◆ **To do**
Gather the lines from the material that contain "dengan".

^^^^^^^^

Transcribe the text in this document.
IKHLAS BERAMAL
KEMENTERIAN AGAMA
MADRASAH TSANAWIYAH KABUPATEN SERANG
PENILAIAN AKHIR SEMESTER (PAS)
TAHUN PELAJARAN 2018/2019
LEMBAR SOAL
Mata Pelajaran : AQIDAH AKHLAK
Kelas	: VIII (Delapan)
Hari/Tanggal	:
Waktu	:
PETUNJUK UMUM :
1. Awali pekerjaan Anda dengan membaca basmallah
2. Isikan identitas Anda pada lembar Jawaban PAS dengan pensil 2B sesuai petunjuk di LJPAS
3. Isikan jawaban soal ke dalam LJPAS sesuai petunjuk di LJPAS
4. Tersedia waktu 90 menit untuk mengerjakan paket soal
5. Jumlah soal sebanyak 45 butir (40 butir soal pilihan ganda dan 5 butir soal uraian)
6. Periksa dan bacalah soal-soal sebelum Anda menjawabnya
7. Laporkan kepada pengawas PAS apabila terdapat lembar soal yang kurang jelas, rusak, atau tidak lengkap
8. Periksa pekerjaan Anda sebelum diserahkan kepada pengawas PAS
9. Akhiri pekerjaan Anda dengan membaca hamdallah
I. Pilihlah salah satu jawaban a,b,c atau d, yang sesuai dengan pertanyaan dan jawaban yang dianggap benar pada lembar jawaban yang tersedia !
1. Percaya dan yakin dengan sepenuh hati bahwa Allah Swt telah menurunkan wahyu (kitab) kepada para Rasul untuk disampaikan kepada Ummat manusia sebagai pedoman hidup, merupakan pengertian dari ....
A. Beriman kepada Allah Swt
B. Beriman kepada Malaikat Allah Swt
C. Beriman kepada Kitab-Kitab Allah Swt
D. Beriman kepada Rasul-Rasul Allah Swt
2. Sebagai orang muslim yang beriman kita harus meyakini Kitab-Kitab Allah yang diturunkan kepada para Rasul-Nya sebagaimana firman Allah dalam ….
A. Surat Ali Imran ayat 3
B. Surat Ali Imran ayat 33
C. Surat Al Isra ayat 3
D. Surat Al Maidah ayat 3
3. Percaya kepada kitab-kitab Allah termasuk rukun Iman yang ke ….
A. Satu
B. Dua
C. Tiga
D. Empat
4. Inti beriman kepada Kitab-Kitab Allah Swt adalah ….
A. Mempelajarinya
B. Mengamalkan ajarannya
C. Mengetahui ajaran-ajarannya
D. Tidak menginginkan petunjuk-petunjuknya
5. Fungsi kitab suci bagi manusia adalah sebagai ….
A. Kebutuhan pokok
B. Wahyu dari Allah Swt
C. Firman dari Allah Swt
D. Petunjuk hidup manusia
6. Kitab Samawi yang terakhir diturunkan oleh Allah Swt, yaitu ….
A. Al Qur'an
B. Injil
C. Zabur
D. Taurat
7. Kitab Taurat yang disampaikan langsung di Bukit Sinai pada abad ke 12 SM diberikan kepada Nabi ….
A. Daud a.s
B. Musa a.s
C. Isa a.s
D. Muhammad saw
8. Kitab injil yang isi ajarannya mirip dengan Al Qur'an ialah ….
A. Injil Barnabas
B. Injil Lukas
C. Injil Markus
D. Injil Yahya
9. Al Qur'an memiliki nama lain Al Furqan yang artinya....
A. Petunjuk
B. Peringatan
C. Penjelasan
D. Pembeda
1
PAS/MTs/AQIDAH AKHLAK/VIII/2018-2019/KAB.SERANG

^^^^^^^^

◆ **Response below**
1. Awali pekerjaan Anda dengan membaca basmallah
2. Isikan identitas Anda pada lembar Jawaban PAS dengan pensil 2B sesuai petunjuk di LJPAS
9. Akhiri pekerjaan Anda dengan membaca hamdallah
I. Pilihlah salah satu jawaban a,b,c atau d, yang sesuai dengan pertanyaan dan jawaban yang dianggap benar pada lembar jawaban yang tersedia !
1. Percaya dan yakin dengan sepenuh hati bahwa Allah Swt telah menurunkan wahyu (kitab) kepada para Rasul untuk disampaikan kepada Ummat manusia sebagai pedoman hidup, merupakan pengertian dari ....
8. Kitab injil yang isi ajarannya mirip dengan Al Qur'an ialah ….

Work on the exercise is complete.